>> Start Dataset records

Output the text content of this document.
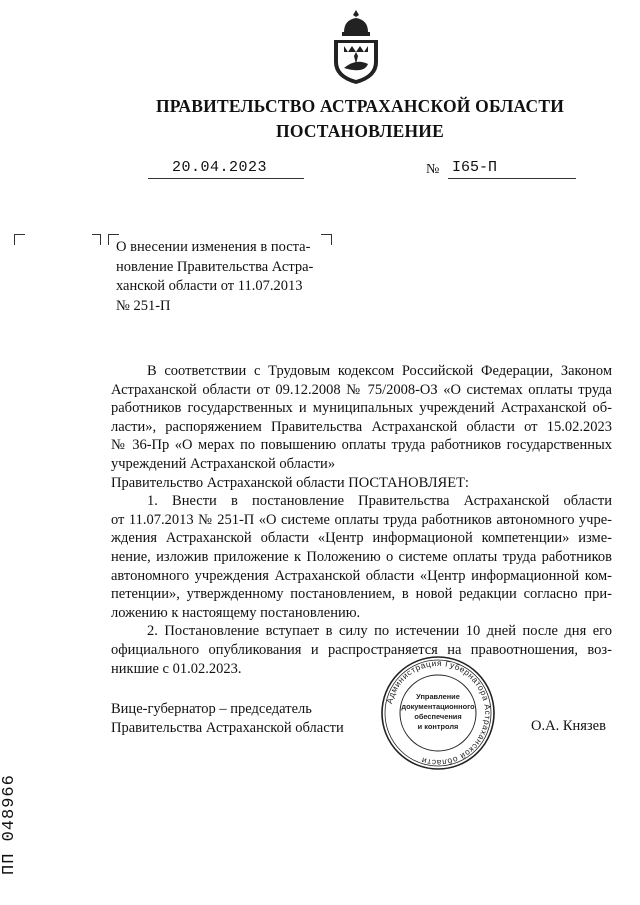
ПРАВИТЕЛЬСТВО АСТРАХАНСКОЙ ОБЛАСТИ
ПОСТАНОВЛЕНИЕ
20.04.2023	№ I65-П
О внесении изменения в поста-
новление Правительства Астра-
ханской области от 11.07.2013
№ 251-П
В соответствии с Трудовым кодексом Российской Федерации, Законом
Астраханской области от 09.12.2008 № 75/2008-ОЗ «О системах оплаты труда
работников государственных и муниципальных учреждений Астраханской об-
ласти», распоряжением Правительства Астраханской области от 15.02.2023
№ 36-Пр «О мерах по повышению оплаты труда работников государственных
учреждений Астраханской области»
Правительство Астраханской области ПОСТАНОВЛЯЕТ:
1. Внести в постановление Правительства Астраханской области
от 11.07.2013 № 251-П «О системе оплаты труда работников автономного учре-
ждения Астраханской области «Центр информационой компетенции» изме-
нение, изложив приложение к Положению о системе оплаты труда работников
автономного учреждения Астраханской области «Центр информационной ком-
петенции», утвержденному постановлением, в новой редакции согласно при-
ложению к настоящему постановлению.
2. Постановление вступает в силу по истечении 10 дней после дня его
официального опубликования и распространяется на правоотношения, воз-
никшие с 01.02.2023.
Вице-губернатор – председатель
Правительства Астраханской области	О.А. Князев
Администрация Губернатора Астраханской области
Управление
документационного
обеспечения
и контроля
ПП 048966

>> End Dataset records

Images in the records should not be copied. Repeat all the rest exactly.

- **Solution**:
Output the text content of this document.
ПРАВИТЕЛЬСТВО АСТРАХАНСКОЙ ОБЛАСТИ
ПОСТАНОВЛЕНИЕ
20.04.2023	№ I65-П
О внесении изменения в поста-
новление Правительства Астра-
ханской области от 11.07.2013
№ 251-П
В соответствии с Трудовым кодексом Российской Федерации, Законом
Астраханской области от 09.12.2008 № 75/2008-ОЗ «О системах оплаты труда
работников государственных и муниципальных учреждений Астраханской об-
ласти», распоряжением Правительства Астраханской области от 15.02.2023
№ 36-Пр «О мерах по повышению оплаты труда работников государственных
учреждений Астраханской области»
Правительство Астраханской области ПОСТАНОВЛЯЕТ:
1. Внести в постановление Правительства Астраханской области
от 11.07.2013 № 251-П «О системе оплаты труда работников автономного учре-
ждения Астраханской области «Центр информационой компетенции» изме-
нение, изложив приложение к Положению о системе оплаты труда работников
автономного учреждения Астраханской области «Центр информационной ком-
петенции», утвержденному постановлением, в новой редакции согласно при-
ложению к настоящему постановлению.
2. Постановление вступает в силу по истечении 10 дней после дня его
официального опубликования и распространяется на правоотношения, воз-
никшие с 01.02.2023.
Вице-губернатор – председатель
Правительства Астраханской области	О.А. Князев
Администрация Губернатора Астраханской области
Управление
документационного
обеспечения
и контроля
ПП 048966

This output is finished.